Written exercise:
Set down every record once more, exactly as given.
[Start Data shown]
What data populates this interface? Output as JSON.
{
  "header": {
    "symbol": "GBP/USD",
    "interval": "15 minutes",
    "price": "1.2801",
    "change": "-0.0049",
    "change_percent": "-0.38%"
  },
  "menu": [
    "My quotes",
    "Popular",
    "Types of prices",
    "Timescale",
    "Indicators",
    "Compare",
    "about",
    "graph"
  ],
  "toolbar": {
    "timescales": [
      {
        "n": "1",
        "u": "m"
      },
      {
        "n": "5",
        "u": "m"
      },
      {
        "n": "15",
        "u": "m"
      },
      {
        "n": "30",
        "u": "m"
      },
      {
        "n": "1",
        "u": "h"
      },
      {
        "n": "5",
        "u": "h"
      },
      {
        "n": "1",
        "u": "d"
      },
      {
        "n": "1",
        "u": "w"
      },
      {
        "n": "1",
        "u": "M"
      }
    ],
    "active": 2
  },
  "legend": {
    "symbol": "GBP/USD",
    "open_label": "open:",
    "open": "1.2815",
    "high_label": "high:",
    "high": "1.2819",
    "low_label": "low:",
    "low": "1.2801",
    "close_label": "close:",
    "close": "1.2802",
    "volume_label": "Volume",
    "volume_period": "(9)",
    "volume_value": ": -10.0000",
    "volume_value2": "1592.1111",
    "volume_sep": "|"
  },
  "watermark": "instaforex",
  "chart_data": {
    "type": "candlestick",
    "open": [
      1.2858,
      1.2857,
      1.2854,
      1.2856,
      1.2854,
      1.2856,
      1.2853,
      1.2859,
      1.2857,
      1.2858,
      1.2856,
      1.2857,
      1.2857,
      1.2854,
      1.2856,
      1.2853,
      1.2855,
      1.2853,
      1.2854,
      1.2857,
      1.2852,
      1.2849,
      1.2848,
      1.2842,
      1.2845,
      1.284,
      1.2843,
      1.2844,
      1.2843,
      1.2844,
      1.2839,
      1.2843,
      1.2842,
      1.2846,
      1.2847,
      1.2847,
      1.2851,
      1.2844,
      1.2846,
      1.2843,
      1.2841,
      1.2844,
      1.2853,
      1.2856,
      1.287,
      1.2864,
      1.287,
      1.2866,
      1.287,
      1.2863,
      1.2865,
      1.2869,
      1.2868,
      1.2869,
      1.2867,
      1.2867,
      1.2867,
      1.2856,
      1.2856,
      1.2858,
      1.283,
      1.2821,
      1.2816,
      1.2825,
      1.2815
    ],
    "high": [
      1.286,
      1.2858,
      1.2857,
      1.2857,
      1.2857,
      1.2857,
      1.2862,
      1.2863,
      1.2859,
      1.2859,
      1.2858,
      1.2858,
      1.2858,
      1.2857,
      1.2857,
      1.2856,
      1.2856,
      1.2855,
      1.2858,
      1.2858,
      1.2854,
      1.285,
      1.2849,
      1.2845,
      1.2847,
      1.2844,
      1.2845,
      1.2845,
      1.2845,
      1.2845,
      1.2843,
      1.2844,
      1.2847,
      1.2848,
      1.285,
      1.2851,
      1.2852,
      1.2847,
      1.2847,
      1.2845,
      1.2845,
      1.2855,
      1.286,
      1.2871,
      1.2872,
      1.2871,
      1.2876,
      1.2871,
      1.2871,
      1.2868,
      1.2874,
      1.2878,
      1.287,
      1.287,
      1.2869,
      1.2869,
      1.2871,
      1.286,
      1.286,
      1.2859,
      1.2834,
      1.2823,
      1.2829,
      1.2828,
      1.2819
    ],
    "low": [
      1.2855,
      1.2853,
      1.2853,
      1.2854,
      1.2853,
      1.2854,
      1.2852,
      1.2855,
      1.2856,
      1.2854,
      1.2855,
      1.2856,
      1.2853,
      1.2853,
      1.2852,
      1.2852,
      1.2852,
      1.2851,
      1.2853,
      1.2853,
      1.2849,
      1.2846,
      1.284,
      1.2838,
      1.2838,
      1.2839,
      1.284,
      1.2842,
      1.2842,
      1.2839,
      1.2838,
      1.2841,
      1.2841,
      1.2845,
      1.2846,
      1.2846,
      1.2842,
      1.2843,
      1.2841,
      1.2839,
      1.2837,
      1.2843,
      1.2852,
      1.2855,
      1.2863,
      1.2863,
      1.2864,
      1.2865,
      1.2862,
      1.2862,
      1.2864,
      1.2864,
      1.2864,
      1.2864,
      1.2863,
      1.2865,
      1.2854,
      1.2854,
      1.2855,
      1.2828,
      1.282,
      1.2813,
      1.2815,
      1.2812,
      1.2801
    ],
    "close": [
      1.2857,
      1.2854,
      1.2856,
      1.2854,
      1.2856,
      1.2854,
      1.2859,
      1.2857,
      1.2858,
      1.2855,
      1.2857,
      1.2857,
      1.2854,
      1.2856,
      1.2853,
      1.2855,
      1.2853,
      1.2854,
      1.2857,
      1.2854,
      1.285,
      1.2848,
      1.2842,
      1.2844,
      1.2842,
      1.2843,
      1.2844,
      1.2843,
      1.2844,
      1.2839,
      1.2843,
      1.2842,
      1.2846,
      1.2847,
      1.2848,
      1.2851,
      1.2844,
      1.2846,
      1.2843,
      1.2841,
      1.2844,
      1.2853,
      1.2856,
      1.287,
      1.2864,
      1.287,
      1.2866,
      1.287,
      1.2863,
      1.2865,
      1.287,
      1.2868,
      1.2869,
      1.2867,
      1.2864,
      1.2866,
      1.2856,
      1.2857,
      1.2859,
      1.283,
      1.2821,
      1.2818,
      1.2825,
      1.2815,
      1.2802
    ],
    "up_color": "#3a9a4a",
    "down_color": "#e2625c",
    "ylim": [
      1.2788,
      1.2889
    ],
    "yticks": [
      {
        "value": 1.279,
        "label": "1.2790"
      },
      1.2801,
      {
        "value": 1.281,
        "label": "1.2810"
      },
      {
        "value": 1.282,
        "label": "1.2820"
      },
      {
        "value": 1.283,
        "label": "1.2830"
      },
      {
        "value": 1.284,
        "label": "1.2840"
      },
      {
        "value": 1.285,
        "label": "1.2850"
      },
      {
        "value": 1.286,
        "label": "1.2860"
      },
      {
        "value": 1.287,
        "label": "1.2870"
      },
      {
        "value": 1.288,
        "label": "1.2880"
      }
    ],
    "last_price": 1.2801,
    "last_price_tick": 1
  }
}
[End Data shown]
Completed task:
What data populates this interface? Output as JSON.
{
  "header": {
    "symbol": "GBP/USD",
    "interval": "15 minutes",
    "price": "1.2801",
    "change": "-0.0049",
    "change_percent": "-0.38%"
  },
  "menu": [
    "My quotes",
    "Popular",
    "Types of prices",
    "Timescale",
    "Indicators",
    "Compare",
    "about",
    "graph"
  ],
  "toolbar": {
    "timescales": [
      {
        "n": "1",
        "u": "m"
      },
      {
        "n": "5",
        "u": "m"
      },
      {
        "n": "15",
        "u": "m"
      },
      {
        "n": "30",
        "u": "m"
      },
      {
        "n": "1",
        "u": "h"
      },
      {
        "n": "5",
        "u": "h"
      },
      {
        "n": "1",
        "u": "d"
      },
      {
        "n": "1",
        "u": "w"
      },
      {
        "n": "1",
        "u": "M"
      }
    ],
    "active": 2
  },
  "legend": {
    "symbol": "GBP/USD",
    "open_label": "open:",
    "open": "1.2815",
    "high_label": "high:",
    "high": "1.2819",
    "low_label": "low:",
    "low": "1.2801",
    "close_label": "close:",
    "close": "1.2802",
    "volume_label": "Volume",
    "volume_period": "(9)",
    "volume_value": ": -10.0000",
    "volume_value2": "1592.1111",
    "volume_sep": "|"
  },
  "watermark": "instaforex",
  "chart_data": {
    "type": "candlestick",
    "open": [
      1.2858,
      1.2857,
      1.2854,
      1.2856,
      1.2854,
      1.2856,
      1.2853,
      1.2859,
      1.2857,
      1.2858,
      1.2856,
      1.2857,
      1.2857,
      1.2854,
      1.2856,
      1.2853,
      1.2855,
      1.2853,
      1.2854,
      1.2857,
      1.2852,
      1.2849,
      1.2848,
      1.2842,
      1.2845,
      1.284,
      1.2843,
      1.2844,
      1.2843,
      1.2844,
      1.2839,
      1.2843,
      1.2842,
      1.2846,
      1.2847,
      1.2847,
      1.2851,
      1.2844,
      1.2846,
      1.2843,
      1.2841,
      1.2844,
      1.2853,
      1.2856,
      1.287,
      1.2864,
      1.287,
      1.2866,
      1.287,
      1.2863,
      1.2865,
      1.2869,
      1.2868,
      1.2869,
      1.2867,
      1.2867,
      1.2867,
      1.2856,
      1.2856,
      1.2858,
      1.283,
      1.2821,
      1.2816,
      1.2825,
      1.2815
    ],
    "high": [
      1.286,
      1.2858,
      1.2857,
      1.2857,
      1.2857,
      1.2857,
      1.2862,
      1.2863,
      1.2859,
      1.2859,
      1.2858,
      1.2858,
      1.2858,
      1.2857,
      1.2857,
      1.2856,
      1.2856,
      1.2855,
      1.2858,
      1.2858,
      1.2854,
      1.285,
      1.2849,
      1.2845,
      1.2847,
      1.2844,
      1.2845,
      1.2845,
      1.2845,
      1.2845,
      1.2843,
      1.2844,
      1.2847,
      1.2848,
      1.285,
      1.2851,
      1.2852,
      1.2847,
      1.2847,
      1.2845,
      1.2845,
      1.2855,
      1.286,
      1.2871,
      1.2872,
      1.2871,
      1.2876,
      1.2871,
      1.2871,
      1.2868,
      1.2874,
      1.2878,
      1.287,
      1.287,
      1.2869,
      1.2869,
      1.2871,
      1.286,
      1.286,
      1.2859,
      1.2834,
      1.2823,
      1.2829,
      1.2828,
      1.2819
    ],
    "low": [
      1.2855,
      1.2853,
      1.2853,
      1.2854,
      1.2853,
      1.2854,
      1.2852,
      1.2855,
      1.2856,
      1.2854,
      1.2855,
      1.2856,
      1.2853,
      1.2853,
      1.2852,
      1.2852,
      1.2852,
      1.2851,
      1.2853,
      1.2853,
      1.2849,
      1.2846,
      1.284,
      1.2838,
      1.2838,
      1.2839,
      1.284,
      1.2842,
      1.2842,
      1.2839,
      1.2838,
      1.2841,
      1.2841,
      1.2845,
      1.2846,
      1.2846,
      1.2842,
      1.2843,
      1.2841,
      1.2839,
      1.2837,
      1.2843,
      1.2852,
      1.2855,
      1.2863,
      1.2863,
      1.2864,
      1.2865,
      1.2862,
      1.2862,
      1.2864,
      1.2864,
      1.2864,
      1.2864,
      1.2863,
      1.2865,
      1.2854,
      1.2854,
      1.2855,
      1.2828,
      1.282,
      1.2813,
      1.2815,
      1.2812,
      1.2801
    ],
    "close": [
      1.2857,
      1.2854,
      1.2856,
      1.2854,
      1.2856,
      1.2854,
      1.2859,
      1.2857,
      1.2858,
      1.2855,
      1.2857,
      1.2857,
      1.2854,
      1.2856,
      1.2853,
      1.2855,
      1.2853,
      1.2854,
      1.2857,
      1.2854,
      1.285,
      1.2848,
      1.2842,
      1.2844,
      1.2842,
      1.2843,
      1.2844,
      1.2843,
      1.2844,
      1.2839,
      1.2843,
      1.2842,
      1.2846,
      1.2847,
      1.2848,
      1.2851,
      1.2844,
      1.2846,
      1.2843,
      1.2841,
      1.2844,
      1.2853,
      1.2856,
      1.287,
      1.2864,
      1.287,
      1.2866,
      1.287,
      1.2863,
      1.2865,
      1.287,
      1.2868,
      1.2869,
      1.2867,
      1.2864,
      1.2866,
      1.2856,
      1.2857,
      1.2859,
      1.283,
      1.2821,
      1.2818,
      1.2825,
      1.2815,
      1.2802
    ],
    "up_color": "#3a9a4a",
    "down_color": "#e2625c",
    "ylim": [
      1.2788,
      1.2889
    ],
    "yticks": [
      {
        "value": 1.279,
        "label": "1.2790"
      },
      1.2801,
      {
        "value": 1.281,
        "label": "1.2810"
      },
      {
        "value": 1.282,
        "label": "1.2820"
      },
      {
        "value": 1.283,
        "label": "1.2830"
      },
      {
        "value": 1.284,
        "label": "1.2840"
      },
      {
        "value": 1.285,
        "label": "1.2850"
      },
      {
        "value": 1.286,
        "label": "1.2860"
      },
      {
        "value": 1.287,
        "label": "1.2870"
      },
      {
        "value": 1.288,
        "label": "1.2880"
      }
    ],
    "last_price": 1.2801,
    "last_price_tick": 1
  }
}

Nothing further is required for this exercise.